• _What you have to do_
Count the lines in the entries below that contain the string "Info", with case counting. Reply with the number alone.

(Extracted records)
+++

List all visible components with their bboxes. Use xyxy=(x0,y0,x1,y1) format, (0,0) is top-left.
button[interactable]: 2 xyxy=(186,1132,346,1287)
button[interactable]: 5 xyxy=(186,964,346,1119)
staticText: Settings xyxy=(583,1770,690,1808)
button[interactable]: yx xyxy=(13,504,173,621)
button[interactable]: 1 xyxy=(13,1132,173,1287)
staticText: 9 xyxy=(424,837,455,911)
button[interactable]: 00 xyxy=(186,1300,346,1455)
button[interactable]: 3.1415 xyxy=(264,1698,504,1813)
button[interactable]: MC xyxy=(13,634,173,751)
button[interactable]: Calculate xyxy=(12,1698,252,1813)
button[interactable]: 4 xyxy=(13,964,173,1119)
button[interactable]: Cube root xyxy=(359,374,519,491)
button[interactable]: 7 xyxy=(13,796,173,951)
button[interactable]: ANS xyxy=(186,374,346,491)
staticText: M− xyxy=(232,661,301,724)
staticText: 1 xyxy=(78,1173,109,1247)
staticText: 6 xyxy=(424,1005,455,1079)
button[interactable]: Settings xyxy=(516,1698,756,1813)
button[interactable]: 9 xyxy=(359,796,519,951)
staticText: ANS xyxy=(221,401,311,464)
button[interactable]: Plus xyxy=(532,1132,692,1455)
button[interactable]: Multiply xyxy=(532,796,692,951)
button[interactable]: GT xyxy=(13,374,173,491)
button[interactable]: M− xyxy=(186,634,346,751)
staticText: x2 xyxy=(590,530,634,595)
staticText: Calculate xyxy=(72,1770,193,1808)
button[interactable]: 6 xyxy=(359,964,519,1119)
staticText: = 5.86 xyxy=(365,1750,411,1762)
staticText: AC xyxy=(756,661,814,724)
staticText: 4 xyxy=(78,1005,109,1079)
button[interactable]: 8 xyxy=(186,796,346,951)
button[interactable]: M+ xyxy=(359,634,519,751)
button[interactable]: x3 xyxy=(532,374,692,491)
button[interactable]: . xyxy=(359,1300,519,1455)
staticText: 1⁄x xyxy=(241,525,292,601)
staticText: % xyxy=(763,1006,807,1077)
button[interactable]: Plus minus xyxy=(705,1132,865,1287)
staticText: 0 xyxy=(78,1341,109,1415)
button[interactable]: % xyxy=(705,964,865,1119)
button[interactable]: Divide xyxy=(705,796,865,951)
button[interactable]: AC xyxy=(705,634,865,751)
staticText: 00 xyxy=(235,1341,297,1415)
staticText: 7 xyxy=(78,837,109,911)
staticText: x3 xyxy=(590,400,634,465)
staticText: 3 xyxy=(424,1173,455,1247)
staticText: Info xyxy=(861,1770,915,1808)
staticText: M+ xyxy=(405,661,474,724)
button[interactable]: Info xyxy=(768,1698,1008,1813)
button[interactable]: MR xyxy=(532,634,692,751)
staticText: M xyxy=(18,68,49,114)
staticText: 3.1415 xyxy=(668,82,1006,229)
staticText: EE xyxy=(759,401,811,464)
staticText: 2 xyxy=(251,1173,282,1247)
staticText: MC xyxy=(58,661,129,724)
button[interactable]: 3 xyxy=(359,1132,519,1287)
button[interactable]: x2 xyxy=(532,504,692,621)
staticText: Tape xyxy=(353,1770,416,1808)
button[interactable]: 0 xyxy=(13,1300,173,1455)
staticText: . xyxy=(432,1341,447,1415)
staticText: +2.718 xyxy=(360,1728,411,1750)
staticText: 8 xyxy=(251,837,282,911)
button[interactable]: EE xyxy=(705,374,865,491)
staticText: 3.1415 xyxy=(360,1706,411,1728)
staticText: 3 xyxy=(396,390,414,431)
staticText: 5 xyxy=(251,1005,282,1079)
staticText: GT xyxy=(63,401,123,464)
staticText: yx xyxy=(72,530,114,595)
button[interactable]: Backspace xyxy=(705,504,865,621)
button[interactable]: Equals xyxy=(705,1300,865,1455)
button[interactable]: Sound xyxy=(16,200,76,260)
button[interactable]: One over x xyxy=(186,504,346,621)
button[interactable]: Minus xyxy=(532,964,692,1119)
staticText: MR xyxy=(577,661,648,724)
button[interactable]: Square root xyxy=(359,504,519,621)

+++

• _Right answer_
2